> **Required task**: Retype each record shown below, leaving every character as it is.
>> START Data to use
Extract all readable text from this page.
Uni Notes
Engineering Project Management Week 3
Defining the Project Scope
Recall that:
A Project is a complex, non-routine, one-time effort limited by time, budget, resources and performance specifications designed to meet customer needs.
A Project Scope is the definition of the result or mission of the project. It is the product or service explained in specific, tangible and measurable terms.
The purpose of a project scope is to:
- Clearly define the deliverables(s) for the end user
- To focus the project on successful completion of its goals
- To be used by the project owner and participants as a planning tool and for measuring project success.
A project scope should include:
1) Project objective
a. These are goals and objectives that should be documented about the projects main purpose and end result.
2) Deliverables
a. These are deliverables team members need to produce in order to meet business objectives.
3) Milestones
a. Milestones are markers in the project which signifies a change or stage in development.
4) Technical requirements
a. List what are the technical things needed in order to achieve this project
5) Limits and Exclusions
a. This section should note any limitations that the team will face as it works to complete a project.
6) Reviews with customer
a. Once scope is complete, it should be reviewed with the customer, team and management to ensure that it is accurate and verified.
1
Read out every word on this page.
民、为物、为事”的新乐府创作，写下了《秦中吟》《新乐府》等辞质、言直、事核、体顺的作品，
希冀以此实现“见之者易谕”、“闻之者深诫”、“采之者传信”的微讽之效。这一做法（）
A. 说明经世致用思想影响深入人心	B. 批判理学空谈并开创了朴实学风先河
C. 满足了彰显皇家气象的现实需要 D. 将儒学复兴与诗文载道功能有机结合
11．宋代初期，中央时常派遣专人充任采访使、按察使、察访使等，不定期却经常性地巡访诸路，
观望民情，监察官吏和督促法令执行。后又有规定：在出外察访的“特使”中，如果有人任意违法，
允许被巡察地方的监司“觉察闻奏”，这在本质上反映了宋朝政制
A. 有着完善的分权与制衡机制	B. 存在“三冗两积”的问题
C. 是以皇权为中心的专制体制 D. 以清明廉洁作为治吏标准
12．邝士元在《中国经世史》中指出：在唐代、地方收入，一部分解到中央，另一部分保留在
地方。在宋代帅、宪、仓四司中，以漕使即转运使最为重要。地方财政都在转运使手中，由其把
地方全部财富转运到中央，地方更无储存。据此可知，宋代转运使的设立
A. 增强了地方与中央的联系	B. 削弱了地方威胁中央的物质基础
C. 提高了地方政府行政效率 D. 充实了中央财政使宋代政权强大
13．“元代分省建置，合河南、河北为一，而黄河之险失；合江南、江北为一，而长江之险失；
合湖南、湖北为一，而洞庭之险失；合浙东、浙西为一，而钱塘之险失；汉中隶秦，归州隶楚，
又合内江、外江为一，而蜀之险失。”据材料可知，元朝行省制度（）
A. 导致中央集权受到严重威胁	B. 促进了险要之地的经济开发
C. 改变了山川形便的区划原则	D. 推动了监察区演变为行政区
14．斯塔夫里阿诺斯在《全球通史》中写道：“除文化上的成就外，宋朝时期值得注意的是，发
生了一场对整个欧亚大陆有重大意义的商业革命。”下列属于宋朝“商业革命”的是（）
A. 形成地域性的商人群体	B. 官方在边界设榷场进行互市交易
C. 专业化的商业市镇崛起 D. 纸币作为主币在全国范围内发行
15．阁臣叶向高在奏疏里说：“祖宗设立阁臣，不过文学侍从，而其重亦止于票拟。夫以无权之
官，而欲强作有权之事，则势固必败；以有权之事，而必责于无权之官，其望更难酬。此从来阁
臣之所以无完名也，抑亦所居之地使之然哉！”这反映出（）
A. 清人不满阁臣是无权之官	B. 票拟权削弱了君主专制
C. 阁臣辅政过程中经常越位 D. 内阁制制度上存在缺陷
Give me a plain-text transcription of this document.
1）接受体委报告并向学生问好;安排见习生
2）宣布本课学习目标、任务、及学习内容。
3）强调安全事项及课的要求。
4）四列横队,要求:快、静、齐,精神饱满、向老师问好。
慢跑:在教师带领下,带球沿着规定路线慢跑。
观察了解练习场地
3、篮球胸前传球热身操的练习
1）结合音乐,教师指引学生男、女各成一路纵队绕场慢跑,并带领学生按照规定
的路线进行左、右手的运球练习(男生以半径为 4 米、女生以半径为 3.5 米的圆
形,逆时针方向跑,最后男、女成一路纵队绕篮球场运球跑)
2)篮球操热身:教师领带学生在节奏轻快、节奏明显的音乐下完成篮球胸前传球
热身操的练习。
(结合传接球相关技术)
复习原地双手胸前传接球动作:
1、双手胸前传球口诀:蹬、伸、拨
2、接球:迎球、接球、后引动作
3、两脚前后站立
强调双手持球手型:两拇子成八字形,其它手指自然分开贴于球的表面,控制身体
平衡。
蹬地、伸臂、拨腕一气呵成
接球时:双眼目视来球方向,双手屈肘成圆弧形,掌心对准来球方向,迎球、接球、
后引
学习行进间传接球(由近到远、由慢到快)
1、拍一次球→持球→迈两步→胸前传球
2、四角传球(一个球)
>> END Data to use
> **Exercise solution**:
Extract all readable text from this page.
Uni Notes
Engineering Project Management Week 3
Defining the Project Scope
Recall that:
A Project is a complex, non-routine, one-time effort limited by time, budget, resources and performance specifications designed to meet customer needs.
A Project Scope is the definition of the result or mission of the project. It is the product or service explained in specific, tangible and measurable terms.
The purpose of a project scope is to:
- Clearly define the deliverables(s) for the end user
- To focus the project on successful completion of its goals
- To be used by the project owner and participants as a planning tool and for measuring project success.
A project scope should include:
1) Project objective
a. These are goals and objectives that should be documented about the projects main purpose and end result.
2) Deliverables
a. These are deliverables team members need to produce in order to meet business objectives.
3) Milestones
a. Milestones are markers in the project which signifies a change or stage in development.
4) Technical requirements
a. List what are the technical things needed in order to achieve this project
5) Limits and Exclusions
a. This section should note any limitations that the team will face as it works to complete a project.
6) Reviews with customer
a. Once scope is complete, it should be reviewed with the customer, team and management to ensure that it is accurate and verified.
1
Read out every word on this page.
民、为物、为事”的新乐府创作，写下了《秦中吟》《新乐府》等辞质、言直、事核、体顺的作品，
希冀以此实现“见之者易谕”、“闻之者深诫”、“采之者传信”的微讽之效。这一做法（）
A. 说明经世致用思想影响深入人心	B. 批判理学空谈并开创了朴实学风先河
C. 满足了彰显皇家气象的现实需要 D. 将儒学复兴与诗文载道功能有机结合
11．宋代初期，中央时常派遣专人充任采访使、按察使、察访使等，不定期却经常性地巡访诸路，
观望民情，监察官吏和督促法令执行。后又有规定：在出外察访的“特使”中，如果有人任意违法，
允许被巡察地方的监司“觉察闻奏”，这在本质上反映了宋朝政制
A. 有着完善的分权与制衡机制	B. 存在“三冗两积”的问题
C. 是以皇权为中心的专制体制 D. 以清明廉洁作为治吏标准
12．邝士元在《中国经世史》中指出：在唐代、地方收入，一部分解到中央，另一部分保留在
地方。在宋代帅、宪、仓四司中，以漕使即转运使最为重要。地方财政都在转运使手中，由其把
地方全部财富转运到中央，地方更无储存。据此可知，宋代转运使的设立
A. 增强了地方与中央的联系	B. 削弱了地方威胁中央的物质基础
C. 提高了地方政府行政效率 D. 充实了中央财政使宋代政权强大
13．“元代分省建置，合河南、河北为一，而黄河之险失；合江南、江北为一，而长江之险失；
合湖南、湖北为一，而洞庭之险失；合浙东、浙西为一，而钱塘之险失；汉中隶秦，归州隶楚，
又合内江、外江为一，而蜀之险失。”据材料可知，元朝行省制度（）
A. 导致中央集权受到严重威胁	B. 促进了险要之地的经济开发
C. 改变了山川形便的区划原则	D. 推动了监察区演变为行政区
14．斯塔夫里阿诺斯在《全球通史》中写道：“除文化上的成就外，宋朝时期值得注意的是，发
生了一场对整个欧亚大陆有重大意义的商业革命。”下列属于宋朝“商业革命”的是（）
A. 形成地域性的商人群体	B. 官方在边界设榷场进行互市交易
C. 专业化的商业市镇崛起 D. 纸币作为主币在全国范围内发行
15．阁臣叶向高在奏疏里说：“祖宗设立阁臣，不过文学侍从，而其重亦止于票拟。夫以无权之
官，而欲强作有权之事，则势固必败；以有权之事，而必责于无权之官，其望更难酬。此从来阁
臣之所以无完名也，抑亦所居之地使之然哉！”这反映出（）
A. 清人不满阁臣是无权之官	B. 票拟权削弱了君主专制
C. 阁臣辅政过程中经常越位 D. 内阁制制度上存在缺陷
Give me a plain-text transcription of this document.
1）接受体委报告并向学生问好;安排见习生
2）宣布本课学习目标、任务、及学习内容。
3）强调安全事项及课的要求。
4）四列横队,要求:快、静、齐,精神饱满、向老师问好。
慢跑:在教师带领下,带球沿着规定路线慢跑。
观察了解练习场地
3、篮球胸前传球热身操的练习
1）结合音乐,教师指引学生男、女各成一路纵队绕场慢跑,并带领学生按照规定
的路线进行左、右手的运球练习(男生以半径为 4 米、女生以半径为 3.5 米的圆
形,逆时针方向跑,最后男、女成一路纵队绕篮球场运球跑)
2)篮球操热身:教师领带学生在节奏轻快、节奏明显的音乐下完成篮球胸前传球
热身操的练习。
(结合传接球相关技术)
复习原地双手胸前传接球动作:
1、双手胸前传球口诀:蹬、伸、拨
2、接球:迎球、接球、后引动作
3、两脚前后站立
强调双手持球手型:两拇子成八字形,其它手指自然分开贴于球的表面,控制身体
平衡。
蹬地、伸臂、拨腕一气呵成
接球时:双眼目视来球方向,双手屈肘成圆弧形,掌心对准来球方向,迎球、接球、
后引
学习行进间传接球(由近到远、由慢到快)
1、拍一次球→持球→迈两步→胸前传球
2、四角传球(一个球)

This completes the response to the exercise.